#### Problem requirements:
Transcribe the material exactly. Images do not belong in the copy.

#### Supplied data:
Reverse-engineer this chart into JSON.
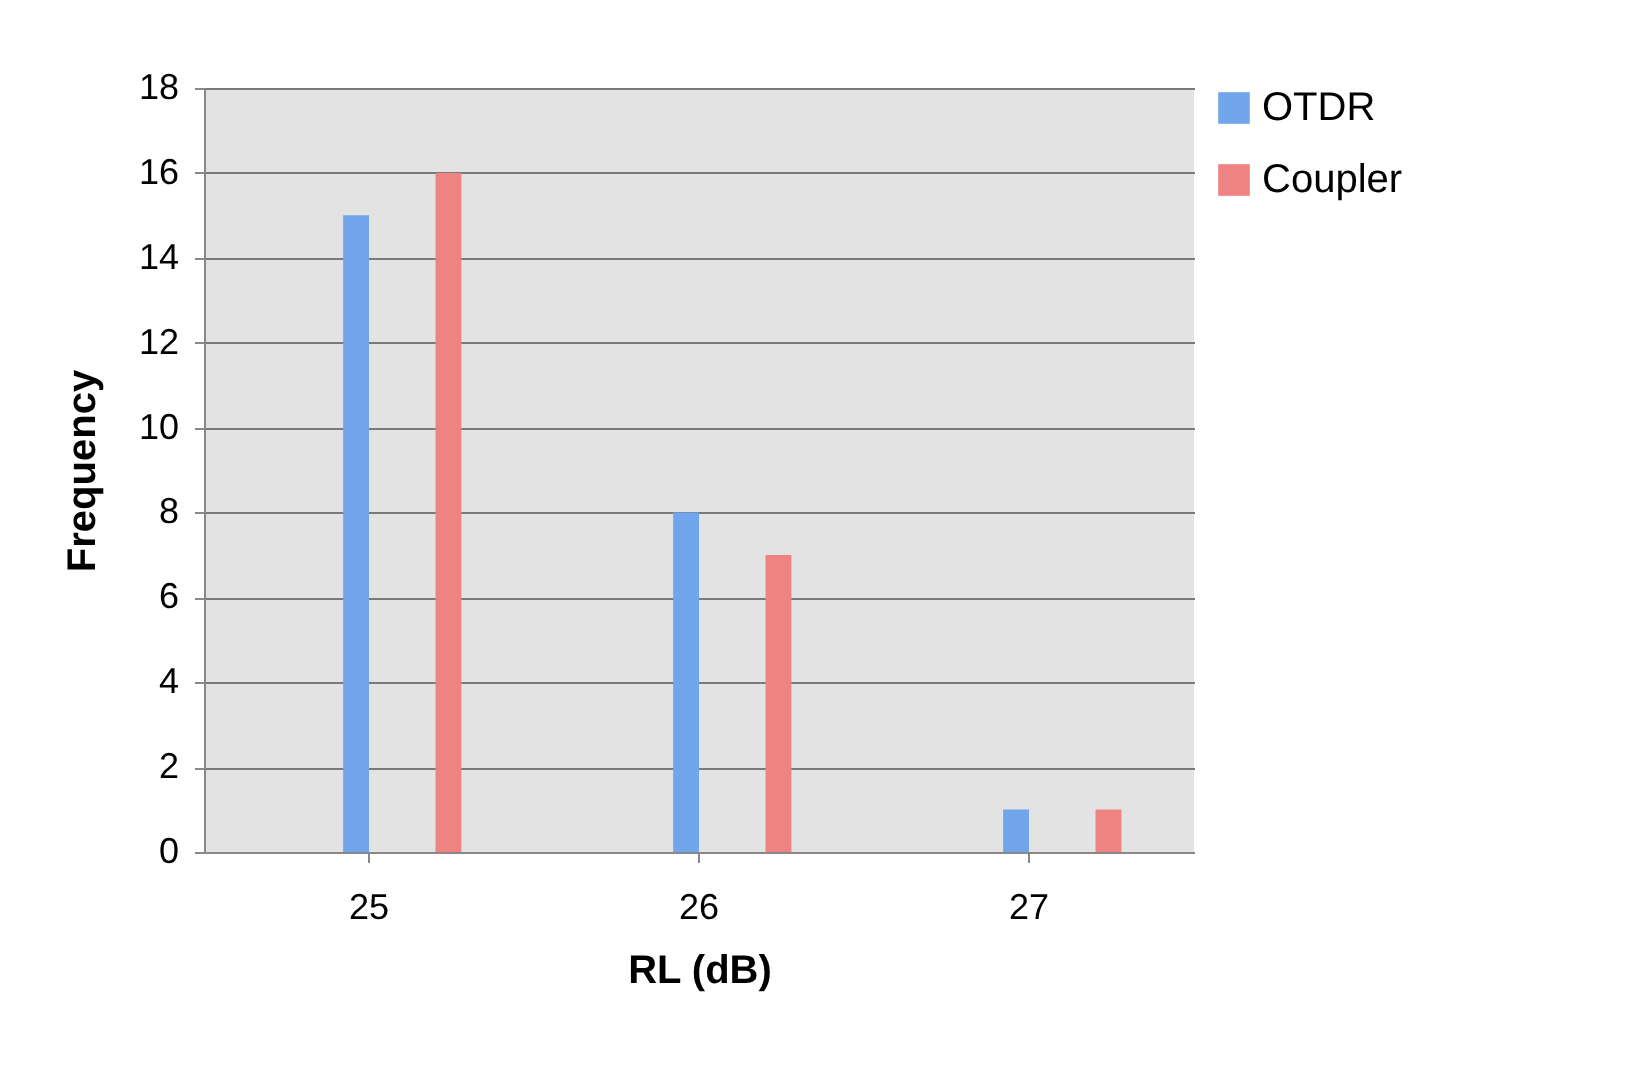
{
  "chart_data": {
    "type": "bar",
    "xlabel": "RL (dB)",
    "ylabel": "Frequency",
    "categories": [
      "25",
      "26",
      "27"
    ],
    "series": [
      {
        "name": "OTDR",
        "color": "#72a6ec",
        "values": [
          15,
          8,
          1
        ]
      },
      {
        "name": "Coupler",
        "color": "#ee8381",
        "values": [
          16,
          7,
          1
        ]
      }
    ],
    "ylim": [
      0,
      18
    ],
    "yticks": [
      0,
      2,
      4,
      6,
      8,
      10,
      12,
      14,
      16,
      18
    ],
    "grid": "y",
    "legend": "right"
  }
}
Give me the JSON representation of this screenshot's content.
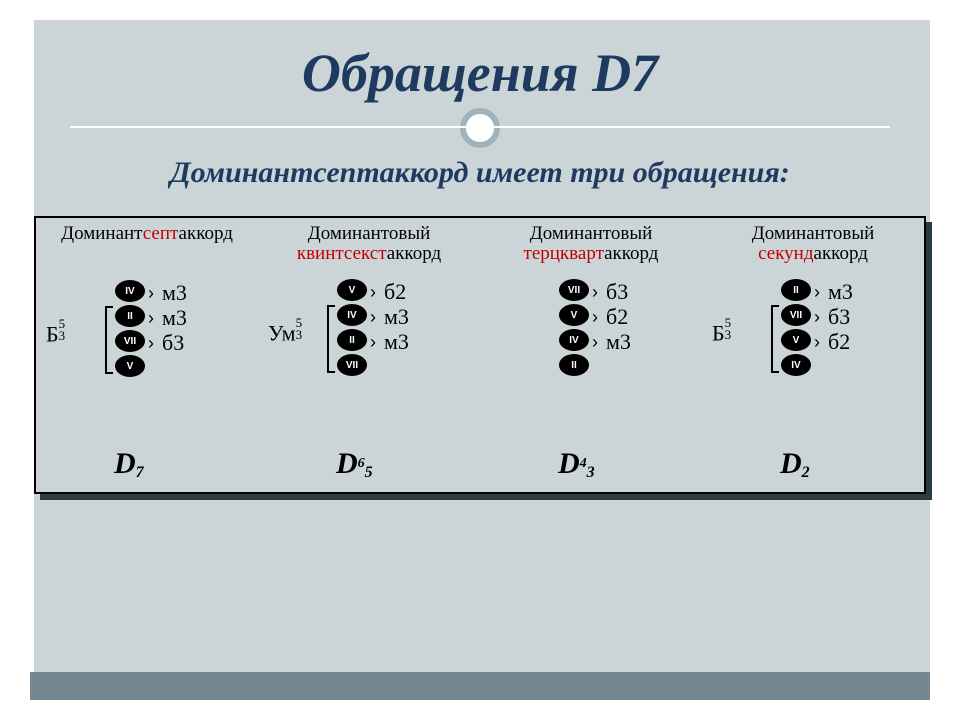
{
  "title": "Обращения  D7",
  "subtitle": "Доминантсептаккорд имеет три обращения:",
  "colors": {
    "bg": "#cbd5d8",
    "heading": "#1f3a5f",
    "red": "#c00000",
    "shadow": "#2a3b42",
    "ring": "#9db3bf",
    "footer": "#758892"
  },
  "chords": [
    {
      "name_pre": "Доминант",
      "name_red": "септ",
      "name_post": "аккорд",
      "bracket": "Б",
      "brk_sup": "5",
      "brk_sub": "3",
      "notes": [
        "IV",
        "II",
        "VII",
        "V"
      ],
      "intervals": [
        "м3",
        "м3",
        "б3"
      ],
      "symbol": "D",
      "sym_sup": "",
      "sym_sub": "7",
      "name_line2": false
    },
    {
      "name_pre": "Доминантовый",
      "name_red": "квинтсекст",
      "name_post": "аккорд",
      "bracket": "Ум",
      "brk_sup": "5",
      "brk_sub": "3",
      "notes": [
        "V",
        "IV",
        "II",
        "VII"
      ],
      "intervals": [
        "б2",
        "м3",
        "м3"
      ],
      "symbol": "D",
      "sym_sup": "6",
      "sym_sub": "5",
      "name_line2": true
    },
    {
      "name_pre": "Доминантовый",
      "name_red": "терцкварт",
      "name_post": "аккорд",
      "bracket": "",
      "brk_sup": "",
      "brk_sub": "",
      "notes": [
        "VII",
        "V",
        "IV",
        "II"
      ],
      "intervals": [
        "б3",
        "б2",
        "м3"
      ],
      "symbol": "D",
      "sym_sup": "4",
      "sym_sub": "3",
      "name_line2": true
    },
    {
      "name_pre": "Доминантовый",
      "name_red": "секунд",
      "name_post": "аккорд",
      "bracket": "Б",
      "brk_sup": "5",
      "brk_sub": "3",
      "notes": [
        "II",
        "VII",
        "V",
        "IV"
      ],
      "intervals": [
        "м3",
        "б3",
        "б2"
      ],
      "symbol": "D",
      "sym_sup": "",
      "sym_sub": "2",
      "name_line2": true
    }
  ]
}
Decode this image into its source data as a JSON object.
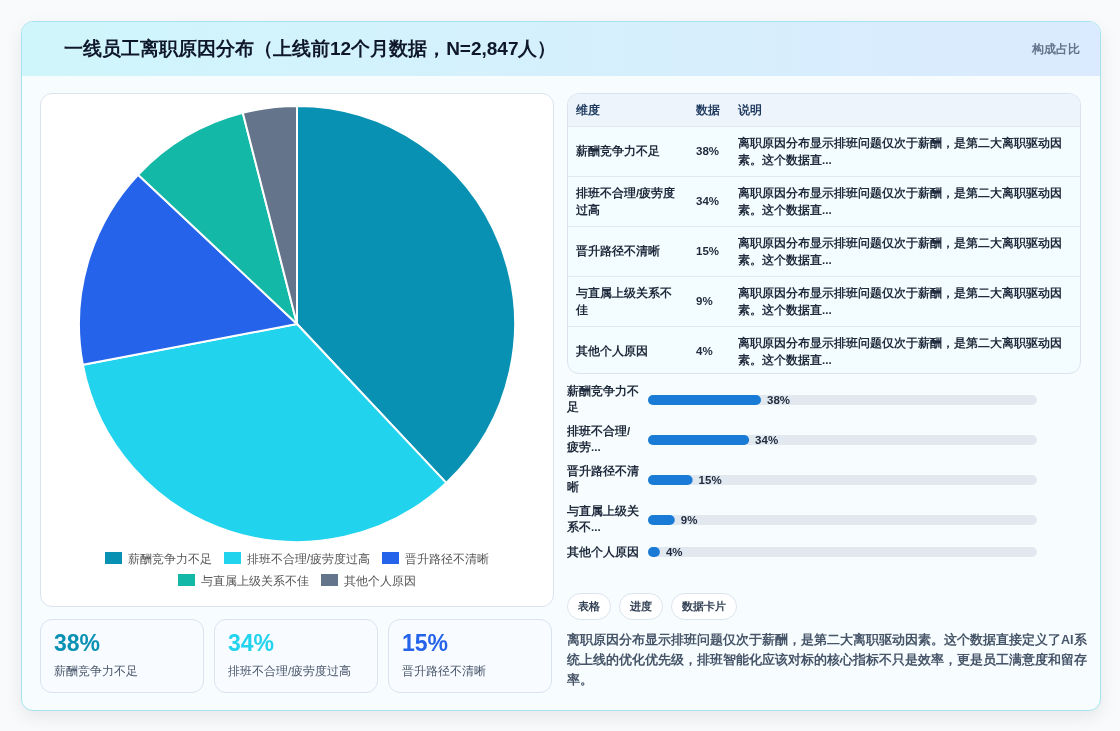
{
  "chart_data": [
    {
      "type": "other",
      "title": "一线员工离职原因分布（上线前12个月数据，N=2,847人）",
      "subtitle": "构成占比"
    },
    {
      "type": "pie",
      "categories": [
        "薪酬竞争力不足",
        "排班不合理/疲劳度过高",
        "晋升路径不清晰",
        "与直属上级关系不佳",
        "其他个人原因"
      ],
      "values": [
        38,
        34,
        15,
        9,
        4
      ],
      "colors": [
        "#0891b2",
        "#22d3ee",
        "#2563eb",
        "#14b8a6",
        "#64748b"
      ],
      "legend": "bottom"
    },
    {
      "type": "other",
      "annotations": [
        "维度",
        "数据",
        "说明",
        "薪酬竞争力不足",
        "38%",
        "离职原因分布显示排班问题仅次于薪酬，是第二大离职驱动因素。这个数据直...",
        "排班不合理/疲劳度过高",
        "34%",
        "离职原因分布显示排班问题仅次于薪酬，是第二大离职驱动因素。这个数据直...",
        "晋升路径不清晰",
        "15%",
        "离职原因分布显示排班问题仅次于薪酬，是第二大离职驱动因素。这个数据直...",
        "与直属上级关系不佳",
        "9%",
        "离职原因分布显示排班问题仅次于薪酬，是第二大离职驱动因素。这个数据直...",
        "其他个人原因",
        "4%",
        "离职原因分布显示排班问题仅次于薪酬，是第二大离职驱动因素。这个数据直..."
      ]
    },
    {
      "type": "bar",
      "orientation": "horizontal",
      "categories": [
        "薪酬竞争力不足",
        "排班不合理/疲劳...",
        "晋升路径不清晰",
        "与直属上级关系不...",
        "其他个人原因"
      ],
      "values": [
        38,
        34,
        15,
        9,
        4
      ],
      "value_labels": [
        "38%",
        "34%",
        "15%",
        "9%",
        "4%"
      ],
      "color": "#1a7bd6"
    },
    {
      "type": "other",
      "annotations": [
        "38%",
        "薪酬竞争力不足",
        "34%",
        "排班不合理/疲劳度过高",
        "15%",
        "晋升路径不清晰"
      ],
      "colors": [
        "#0891b2",
        "#22d3ee",
        "#2563eb"
      ]
    },
    {
      "type": "other",
      "annotations": [
        "表格",
        "进度",
        "数据卡片",
        "离职原因分布显示排班问题仅次于薪酬，是第二大离职驱动因素。这个数据直接定义了AI系统上线的优化优先级，排班智能化应该对标的核心指标不只是效率，更是员工满意度和留存率。"
      ]
    }
  ]
}
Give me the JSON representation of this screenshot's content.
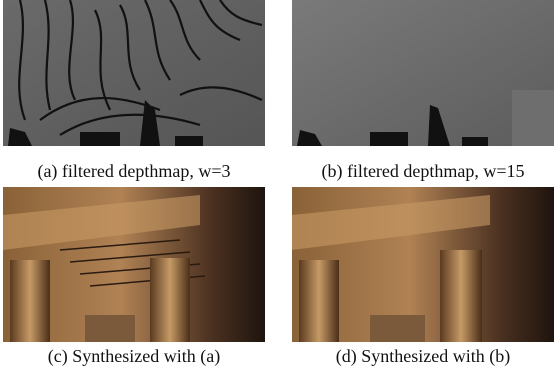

#### Answer to this problem:
Reverse-engineer this chart into JSON.
{
  "chart_data": {
    "type": "bar",
    "xlabel": "RL (dB)",
    "ylabel": "Frequency",
    "categories": [
      "25",
      "26",
      "27"
    ],
    "series": [
      {
        "name": "OTDR",
        "color": "#72a6ec",
        "values": [
          15,
          8,
          1
        ]
      },
      {
        "name": "Coupler",
        "color": "#ee8381",
        "values": [
          16,
          7,
          1
        ]
      }
    ],
    "ylim": [
      0,
      18
    ],
    "yticks": [
      0,
      2,
      4,
      6,
      8,
      10,
      12,
      14,
      16,
      18
    ],
    "grid": "y",
    "legend": "right"
  }
}
Give me the JSON representation of this screenshot's content.
{
  "title": "Обращения  D7",
  "subtitle": "Доминантсептаккорд имеет три обращения:",
  "colors": {
    "bg": "#cbd5d8",
    "heading": "#1f3a5f",
    "red": "#c00000",
    "shadow": "#2a3b42",
    "ring": "#9db3bf",
    "footer": "#758892"
  },
  "chords": [
    {
      "name_pre": "Доминант",
      "name_red": "септ",
      "name_post": "аккорд",
      "bracket": "Б",
      "brk_sup": "5",
      "brk_sub": "3",
      "notes": [
        "IV",
        "II",
        "VII",
        "V"
      ],
      "intervals": [
        "м3",
        "м3",
        "б3"
      ],
      "symbol": "D",
      "sym_sup": "",
      "sym_sub": "7",
      "name_line2": false
    },
    {
      "name_pre": "Доминантовый",
      "name_red": "квинтсекст",
      "name_post": "аккорд",
      "bracket": "Ум",
      "brk_sup": "5",
      "brk_sub": "3",
      "notes": [
        "V",
        "IV",
        "II",
        "VII"
      ],
      "intervals": [
        "б2",
        "м3",
        "м3"
      ],
      "symbol": "D",
      "sym_sup": "6",
      "sym_sub": "5",
      "name_line2": true
    },
    {
      "name_pre": "Доминантовый",
      "name_red": "терцкварт",
      "name_post": "аккорд",
      "bracket": "",
      "brk_sup": "",
      "brk_sub": "",
      "notes": [
        "VII",
        "V",
        "IV",
        "II"
      ],
      "intervals": [
        "б3",
        "б2",
        "м3"
      ],
      "symbol": "D",
      "sym_sup": "4",
      "sym_sub": "3",
      "name_line2": true
    },
    {
      "name_pre": "Доминантовый",
      "name_red": "секунд",
      "name_post": "аккорд",
      "bracket": "Б",
      "brk_sup": "5",
      "brk_sub": "3",
      "notes": [
        "II",
        "VII",
        "V",
        "IV"
      ],
      "intervals": [
        "м3",
        "б3",
        "б2"
      ],
      "symbol": "D",
      "sym_sup": "",
      "sym_sub": "2",
      "name_line2": true
    }
  ]
}
Decode this image into its source data as a JSON object.
{
  "chart_data": [
    {
      "type": "other",
      "title": "一线员工离职原因分布（上线前12个月数据，N=2,847人）",
      "subtitle": "构成占比"
    },
    {
      "type": "pie",
      "categories": [
        "薪酬竞争力不足",
        "排班不合理/疲劳度过高",
        "晋升路径不清晰",
        "与直属上级关系不佳",
        "其他个人原因"
      ],
      "values": [
        38,
        34,
        15,
        9,
        4
      ],
      "colors": [
        "#0891b2",
        "#22d3ee",
        "#2563eb",
        "#14b8a6",
        "#64748b"
      ],
      "legend": "bottom"
    },
    {
      "type": "other",
      "annotations": [
        "维度",
        "数据",
        "说明",
        "薪酬竞争力不足",
        "38%",
        "离职原因分布显示排班问题仅次于薪酬，是第二大离职驱动因素。这个数据直...",
        "排班不合理/疲劳度过高",
        "34%",
        "离职原因分布显示排班问题仅次于薪酬，是第二大离职驱动因素。这个数据直...",
        "晋升路径不清晰",
        "15%",
        "离职原因分布显示排班问题仅次于薪酬，是第二大离职驱动因素。这个数据直...",
        "与直属上级关系不佳",
        "9%",
        "离职原因分布显示排班问题仅次于薪酬，是第二大离职驱动因素。这个数据直...",
        "其他个人原因",
        "4%",
        "离职原因分布显示排班问题仅次于薪酬，是第二大离职驱动因素。这个数据直..."
      ]
    },
    {
      "type": "bar",
      "orientation": "horizontal",
      "categories": [
        "薪酬竞争力不足",
        "排班不合理/疲劳...",
        "晋升路径不清晰",
        "与直属上级关系不...",
        "其他个人原因"
      ],
      "values": [
        38,
        34,
        15,
        9,
        4
      ],
      "value_labels": [
        "38%",
        "34%",
        "15%",
        "9%",
        "4%"
      ],
      "color": "#1a7bd6"
    },
    {
      "type": "other",
      "annotations": [
        "38%",
        "薪酬竞争力不足",
        "34%",
        "排班不合理/疲劳度过高",
        "15%",
        "晋升路径不清晰"
      ],
      "colors": [
        "#0891b2",
        "#22d3ee",
        "#2563eb"
      ]
    },
    {
      "type": "other",
      "annotations": [
        "表格",
        "进度",
        "数据卡片",
        "离职原因分布显示排班问题仅次于薪酬，是第二大离职驱动因素。这个数据直接定义了AI系统上线的优化优先级，排班智能化应该对标的核心指标不只是效率，更是员工满意度和留存率。"
      ]
    }
  ]
}
Give me the JSON representation of this screenshot's content.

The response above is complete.